Data excerpts:
** start **

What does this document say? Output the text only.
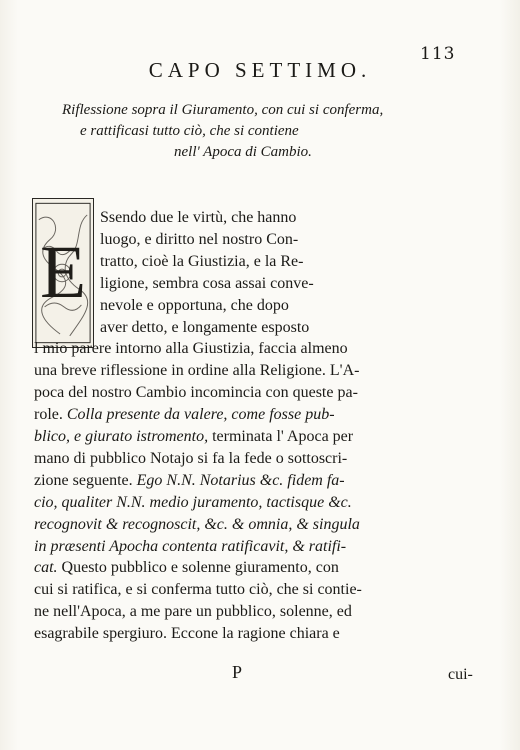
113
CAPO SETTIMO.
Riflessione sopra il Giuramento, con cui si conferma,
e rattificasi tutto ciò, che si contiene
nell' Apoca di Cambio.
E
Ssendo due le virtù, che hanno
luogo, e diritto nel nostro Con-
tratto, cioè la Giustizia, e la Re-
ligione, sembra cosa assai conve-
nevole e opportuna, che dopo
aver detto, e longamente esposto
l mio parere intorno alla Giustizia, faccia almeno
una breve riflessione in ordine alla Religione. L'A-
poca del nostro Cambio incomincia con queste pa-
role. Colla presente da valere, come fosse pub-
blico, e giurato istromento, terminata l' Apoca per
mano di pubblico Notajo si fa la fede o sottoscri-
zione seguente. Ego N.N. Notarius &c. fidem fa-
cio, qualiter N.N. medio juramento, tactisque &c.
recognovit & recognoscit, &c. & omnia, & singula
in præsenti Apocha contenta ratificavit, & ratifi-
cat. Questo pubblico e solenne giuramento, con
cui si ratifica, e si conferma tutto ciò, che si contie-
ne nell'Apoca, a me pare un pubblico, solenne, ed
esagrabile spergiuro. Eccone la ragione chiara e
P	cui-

** end **
** start **

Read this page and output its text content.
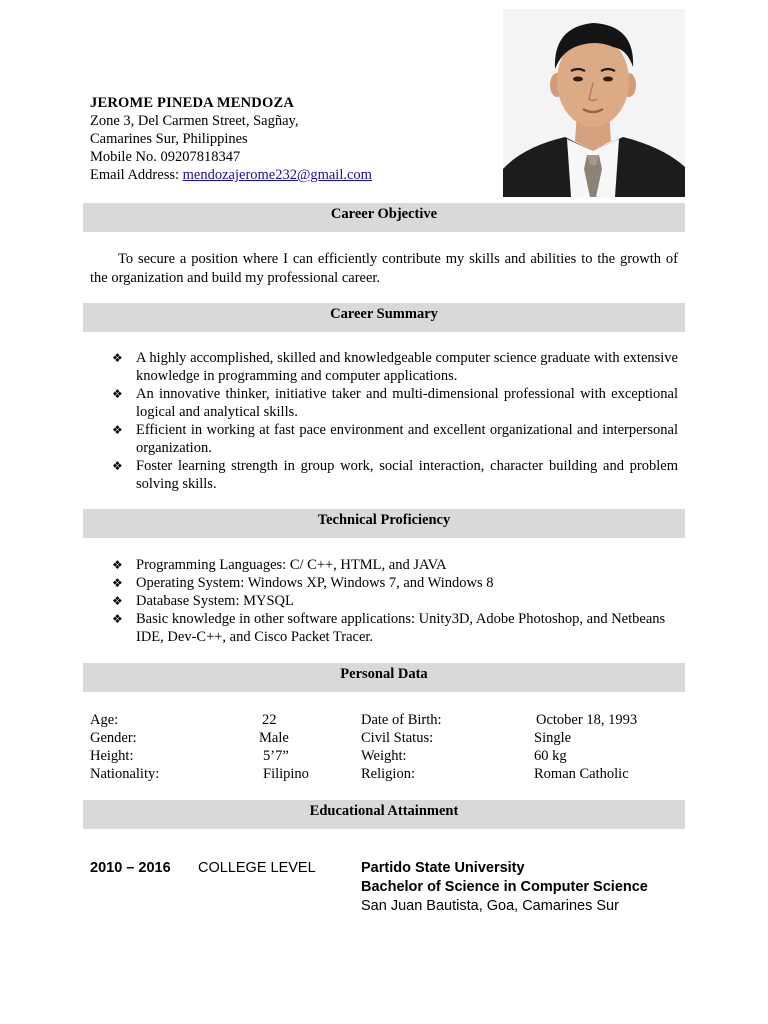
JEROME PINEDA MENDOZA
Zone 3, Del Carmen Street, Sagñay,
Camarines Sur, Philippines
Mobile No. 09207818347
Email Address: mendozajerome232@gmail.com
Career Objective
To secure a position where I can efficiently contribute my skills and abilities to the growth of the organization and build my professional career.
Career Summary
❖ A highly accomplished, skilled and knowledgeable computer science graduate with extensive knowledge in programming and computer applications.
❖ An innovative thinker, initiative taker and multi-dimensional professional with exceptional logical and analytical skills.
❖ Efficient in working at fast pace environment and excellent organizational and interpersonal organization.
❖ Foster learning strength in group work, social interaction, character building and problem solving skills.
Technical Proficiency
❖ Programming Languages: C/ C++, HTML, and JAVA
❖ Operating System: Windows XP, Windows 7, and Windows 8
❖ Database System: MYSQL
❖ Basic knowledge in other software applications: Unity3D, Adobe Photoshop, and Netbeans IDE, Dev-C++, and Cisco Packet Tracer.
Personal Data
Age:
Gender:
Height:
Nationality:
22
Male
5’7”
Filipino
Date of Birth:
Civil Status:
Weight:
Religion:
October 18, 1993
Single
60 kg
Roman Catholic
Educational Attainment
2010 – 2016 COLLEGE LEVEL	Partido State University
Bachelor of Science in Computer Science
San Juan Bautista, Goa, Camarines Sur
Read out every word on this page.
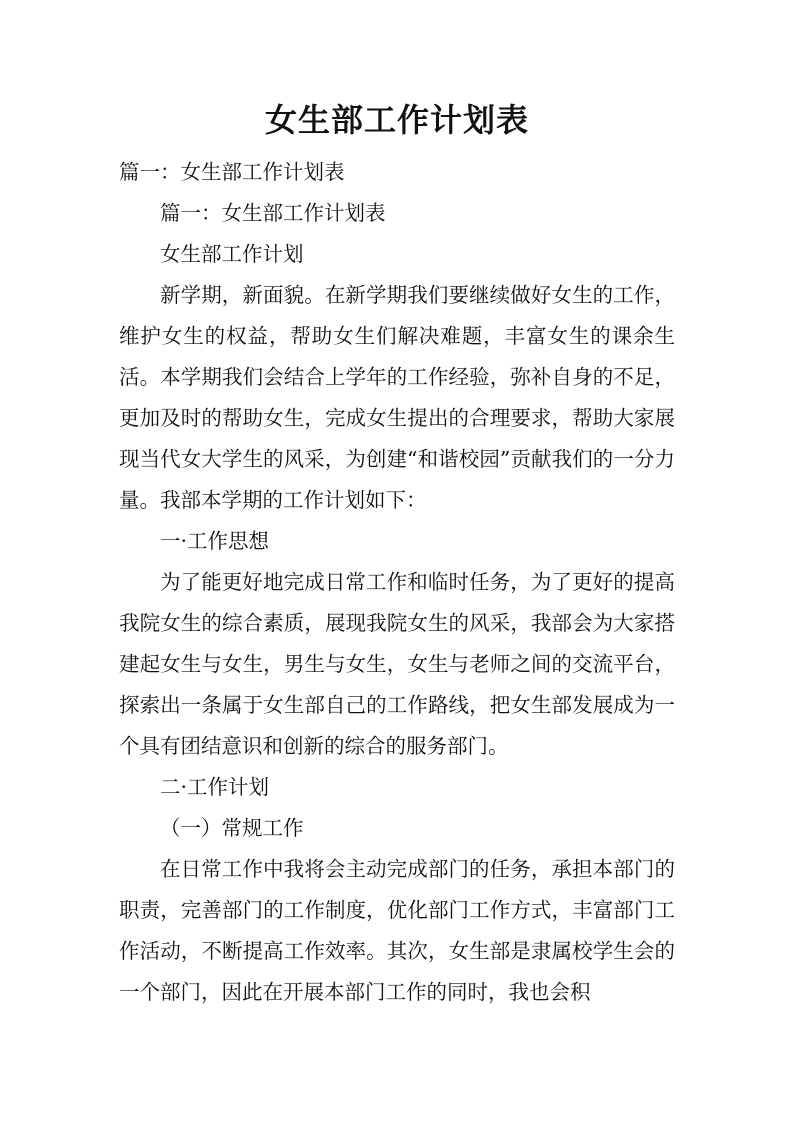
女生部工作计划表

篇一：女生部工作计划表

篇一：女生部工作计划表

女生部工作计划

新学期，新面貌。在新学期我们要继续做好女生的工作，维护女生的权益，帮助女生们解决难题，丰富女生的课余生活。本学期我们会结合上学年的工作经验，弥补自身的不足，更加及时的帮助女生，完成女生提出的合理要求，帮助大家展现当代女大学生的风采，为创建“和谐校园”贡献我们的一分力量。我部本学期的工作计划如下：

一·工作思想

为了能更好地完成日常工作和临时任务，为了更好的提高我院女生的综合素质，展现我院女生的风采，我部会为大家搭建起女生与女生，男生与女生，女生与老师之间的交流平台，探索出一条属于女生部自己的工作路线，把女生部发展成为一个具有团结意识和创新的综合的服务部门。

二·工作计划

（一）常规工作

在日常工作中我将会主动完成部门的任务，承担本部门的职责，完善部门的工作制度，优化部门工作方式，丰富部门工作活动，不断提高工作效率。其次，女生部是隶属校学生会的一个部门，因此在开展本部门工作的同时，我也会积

** end **

» **PROBLEM STATEMENT**:
Give only the number of lines that include the word "tutto".

» **REPLY**:
2